### Set problem
Go through the listing and set it down exactly, leaving out its pictures.

### Data records
════════════════════

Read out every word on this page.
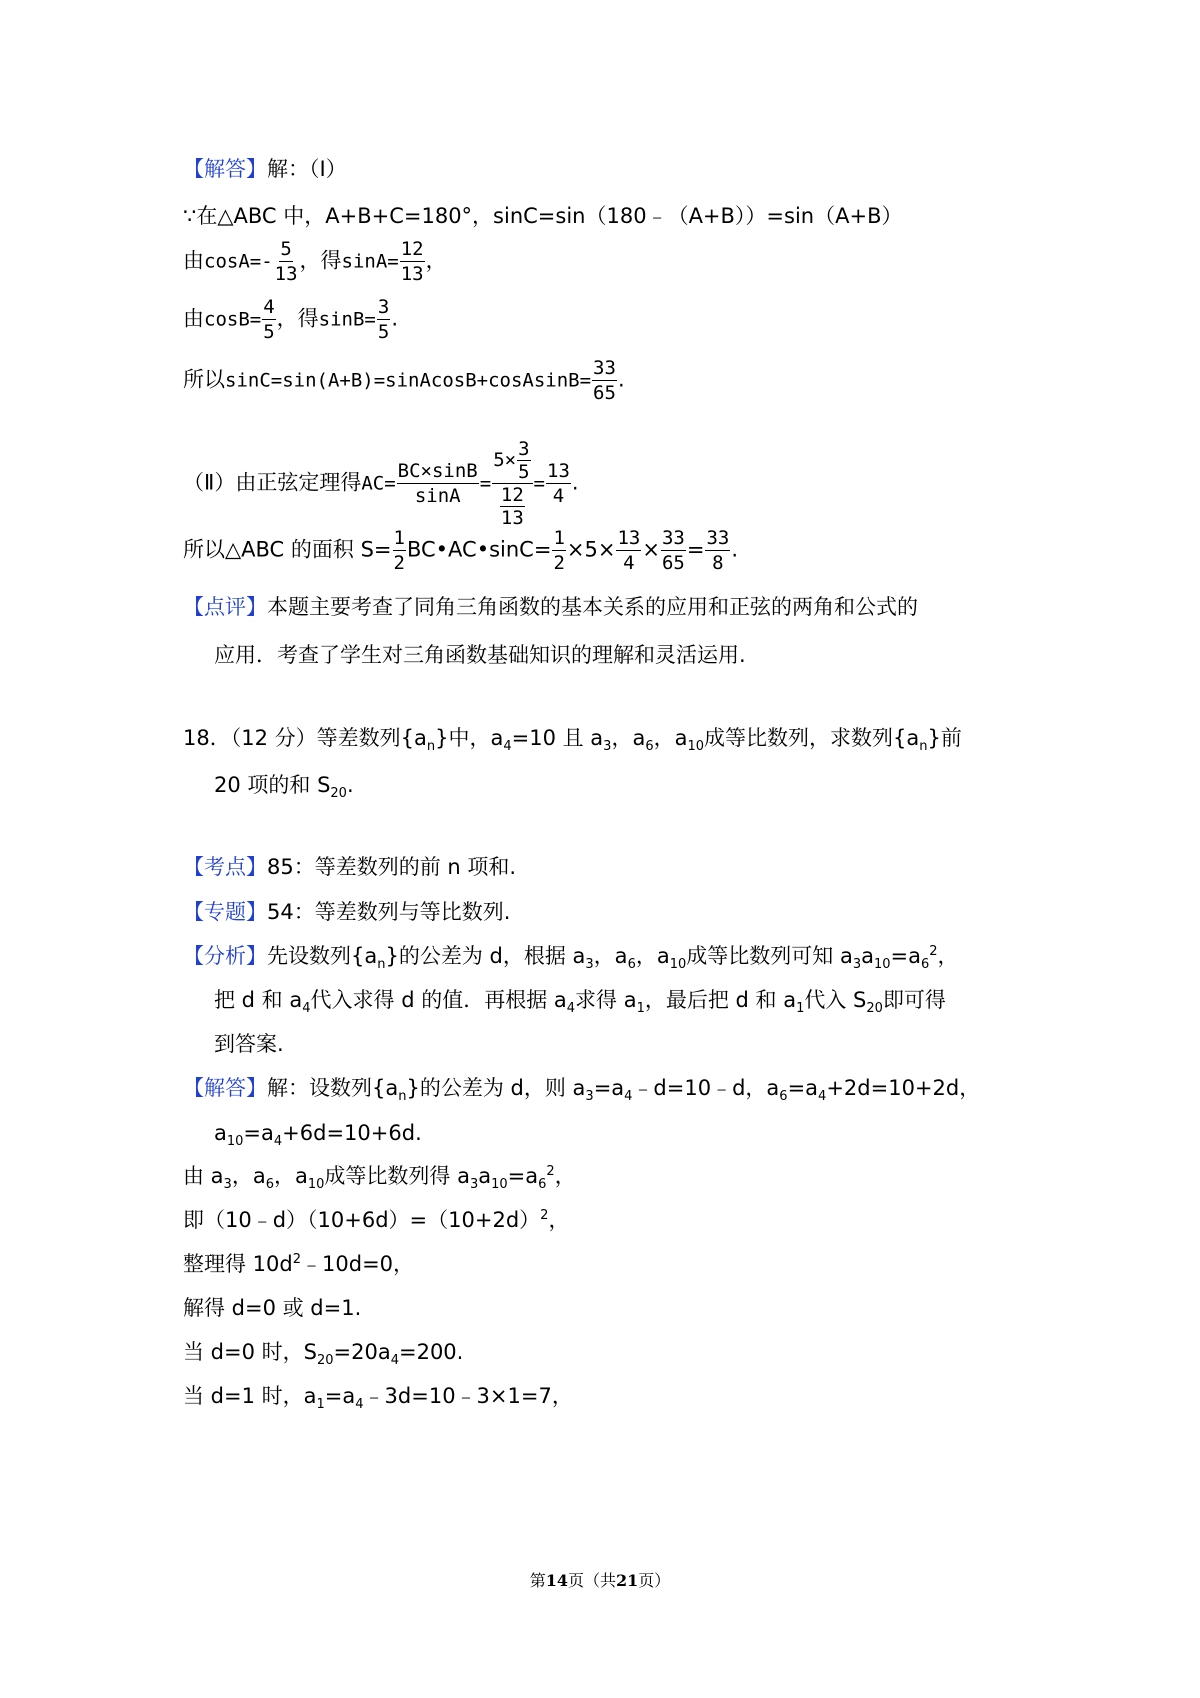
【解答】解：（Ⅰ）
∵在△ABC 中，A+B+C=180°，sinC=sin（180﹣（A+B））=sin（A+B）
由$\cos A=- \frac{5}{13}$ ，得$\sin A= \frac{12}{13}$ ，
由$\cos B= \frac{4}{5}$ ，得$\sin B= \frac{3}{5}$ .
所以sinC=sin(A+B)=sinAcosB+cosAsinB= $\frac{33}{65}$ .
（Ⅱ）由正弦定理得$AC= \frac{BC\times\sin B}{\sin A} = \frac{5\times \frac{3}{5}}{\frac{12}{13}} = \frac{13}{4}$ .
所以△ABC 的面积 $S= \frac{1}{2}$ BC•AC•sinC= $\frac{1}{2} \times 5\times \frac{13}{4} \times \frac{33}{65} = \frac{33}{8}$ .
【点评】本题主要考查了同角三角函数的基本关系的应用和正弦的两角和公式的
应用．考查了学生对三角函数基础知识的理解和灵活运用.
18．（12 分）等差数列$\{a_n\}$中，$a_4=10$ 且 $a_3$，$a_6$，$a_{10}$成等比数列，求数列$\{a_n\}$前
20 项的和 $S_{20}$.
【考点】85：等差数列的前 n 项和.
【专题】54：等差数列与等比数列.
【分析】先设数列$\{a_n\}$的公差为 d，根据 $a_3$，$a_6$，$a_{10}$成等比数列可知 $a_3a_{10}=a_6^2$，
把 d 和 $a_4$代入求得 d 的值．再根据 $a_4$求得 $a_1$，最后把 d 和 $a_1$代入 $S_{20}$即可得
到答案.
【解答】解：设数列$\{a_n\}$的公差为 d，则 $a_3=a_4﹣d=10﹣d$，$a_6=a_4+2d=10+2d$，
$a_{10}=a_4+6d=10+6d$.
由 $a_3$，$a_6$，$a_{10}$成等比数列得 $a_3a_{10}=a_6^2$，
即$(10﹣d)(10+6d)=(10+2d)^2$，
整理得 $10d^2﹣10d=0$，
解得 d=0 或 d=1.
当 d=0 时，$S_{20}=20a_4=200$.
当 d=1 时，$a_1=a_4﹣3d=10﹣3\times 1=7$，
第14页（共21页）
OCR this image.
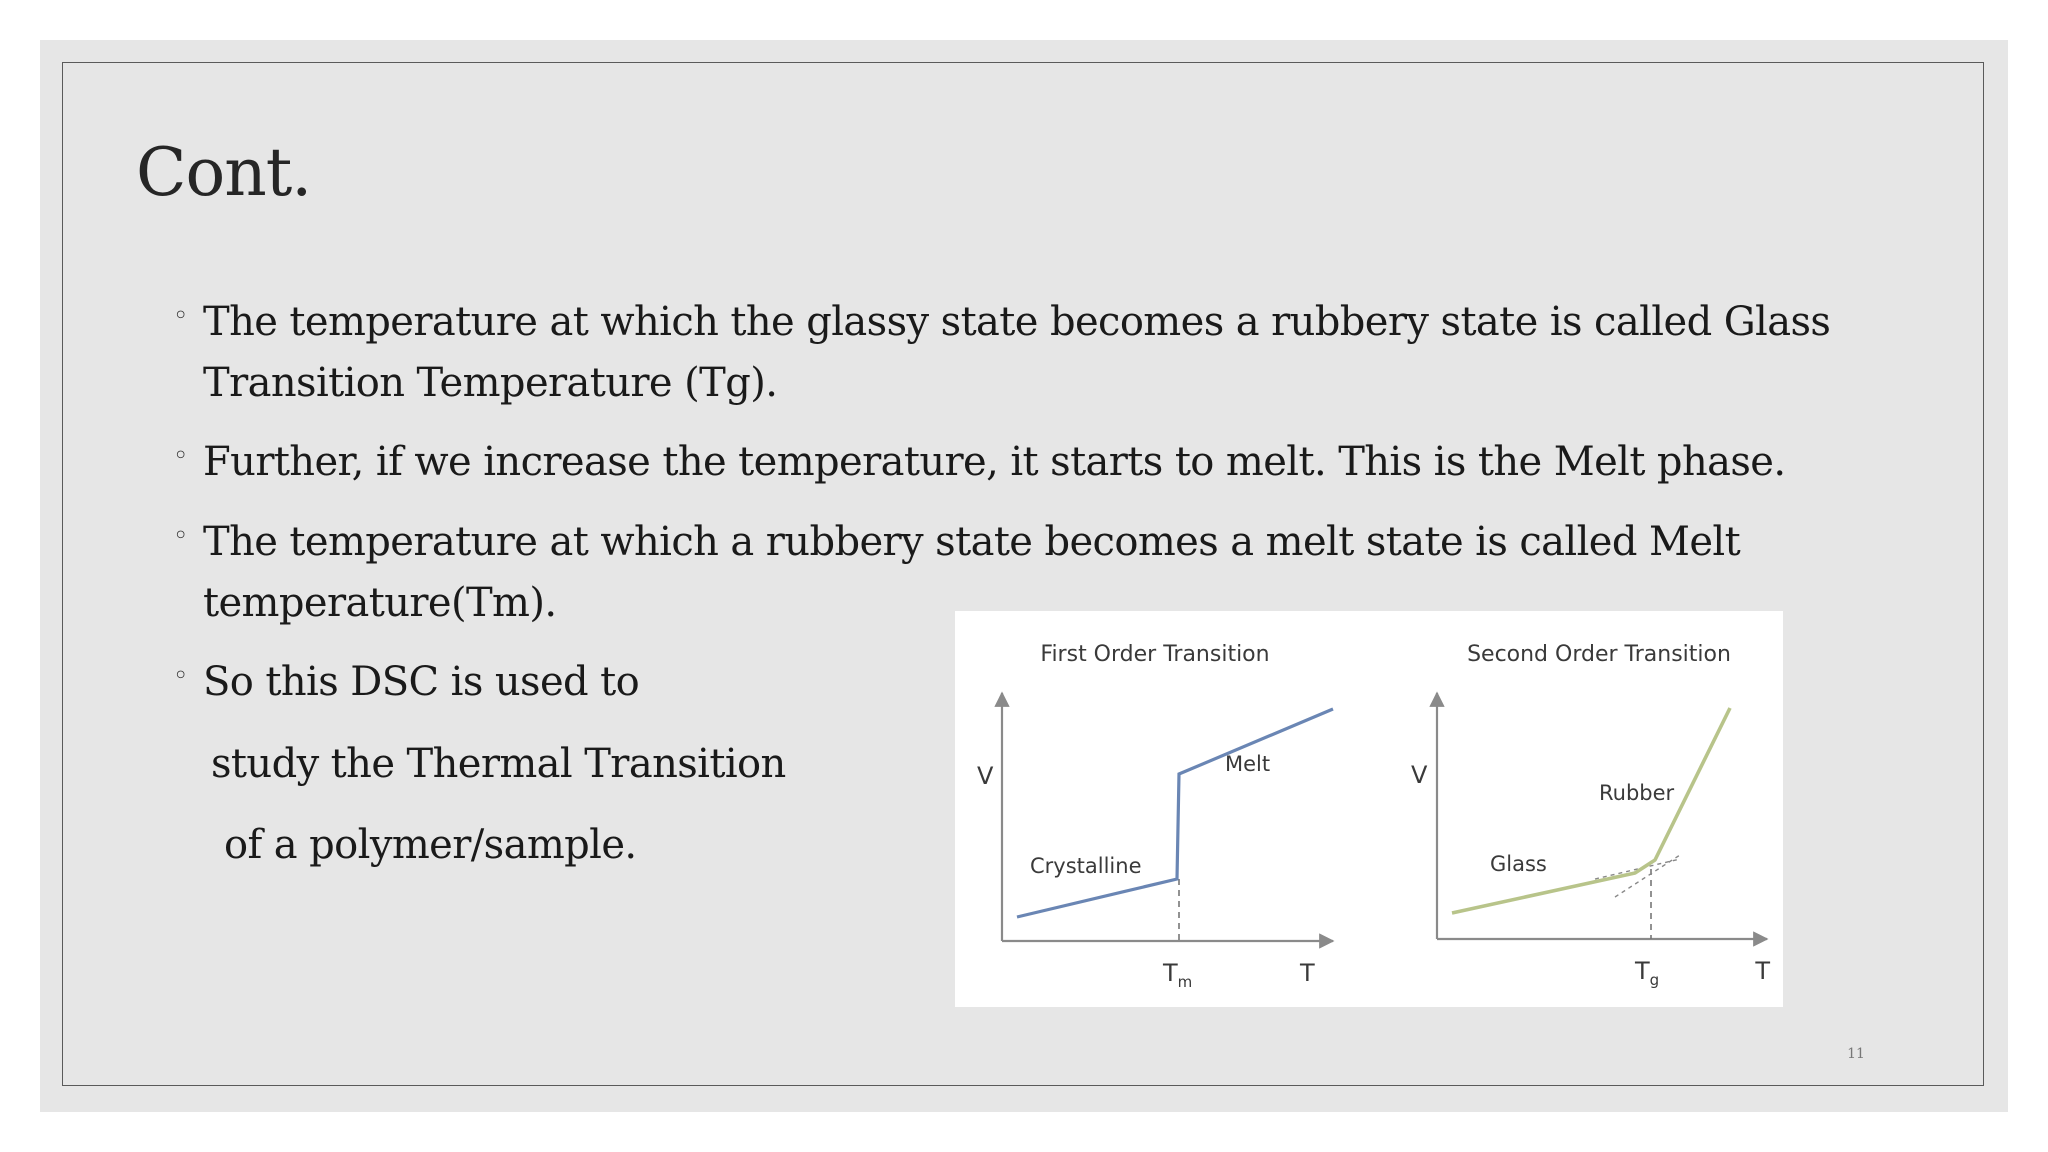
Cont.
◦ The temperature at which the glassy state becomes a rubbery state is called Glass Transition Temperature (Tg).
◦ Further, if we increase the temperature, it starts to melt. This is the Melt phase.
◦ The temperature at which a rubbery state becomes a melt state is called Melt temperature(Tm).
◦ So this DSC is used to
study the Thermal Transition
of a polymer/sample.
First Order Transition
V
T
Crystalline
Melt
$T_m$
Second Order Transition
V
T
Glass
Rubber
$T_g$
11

════════════════════

### Written response
Read out every word on this page.
【解答】解：（Ⅰ）
∵在△ABC 中，A+B+C=180°，sinC=sin（180﹣（A+B））=sin（A+B）
由$\cos A=- \frac{5}{13}$ ，得$\sin A= \frac{12}{13}$ ，
由$\cos B= \frac{4}{5}$ ，得$\sin B= \frac{3}{5}$ .
所以sinC=sin(A+B)=sinAcosB+cosAsinB= $\frac{33}{65}$ .
（Ⅱ）由正弦定理得$AC= \frac{BC\times\sin B}{\sin A} = \frac{5\times \frac{3}{5}}{\frac{12}{13}} = \frac{13}{4}$ .
所以△ABC 的面积 $S= \frac{1}{2}$ BC•AC•sinC= $\frac{1}{2} \times 5\times \frac{13}{4} \times \frac{33}{65} = \frac{33}{8}$ .
【点评】本题主要考查了同角三角函数的基本关系的应用和正弦的两角和公式的
应用．考查了学生对三角函数基础知识的理解和灵活运用.
18．（12 分）等差数列$\{a_n\}$中，$a_4=10$ 且 $a_3$，$a_6$，$a_{10}$成等比数列，求数列$\{a_n\}$前
20 项的和 $S_{20}$.
【考点】85：等差数列的前 n 项和.
【专题】54：等差数列与等比数列.
【分析】先设数列$\{a_n\}$的公差为 d，根据 $a_3$，$a_6$，$a_{10}$成等比数列可知 $a_3a_{10}=a_6^2$，
把 d 和 $a_4$代入求得 d 的值．再根据 $a_4$求得 $a_1$，最后把 d 和 $a_1$代入 $S_{20}$即可得
到答案.
【解答】解：设数列$\{a_n\}$的公差为 d，则 $a_3=a_4﹣d=10﹣d$，$a_6=a_4+2d=10+2d$，
$a_{10}=a_4+6d=10+6d$.
由 $a_3$，$a_6$，$a_{10}$成等比数列得 $a_3a_{10}=a_6^2$，
即$(10﹣d)(10+6d)=(10+2d)^2$，
整理得 $10d^2﹣10d=0$，
解得 d=0 或 d=1.
当 d=0 时，$S_{20}=20a_4=200$.
当 d=1 时，$a_1=a_4﹣3d=10﹣3\times 1=7$，
第14页（共21页）
OCR this image.
Cont.
◦ The temperature at which the glassy state becomes a rubbery state is called Glass Transition Temperature (Tg).
◦ Further, if we increase the temperature, it starts to melt. This is the Melt phase.
◦ The temperature at which a rubbery state becomes a melt state is called Melt temperature(Tm).
◦ So this DSC is used to
study the Thermal Transition
of a polymer/sample.
First Order Transition
V
T
Crystalline
Melt
$T_m$
Second Order Transition
V
T
Glass
Rubber
$T_g$
11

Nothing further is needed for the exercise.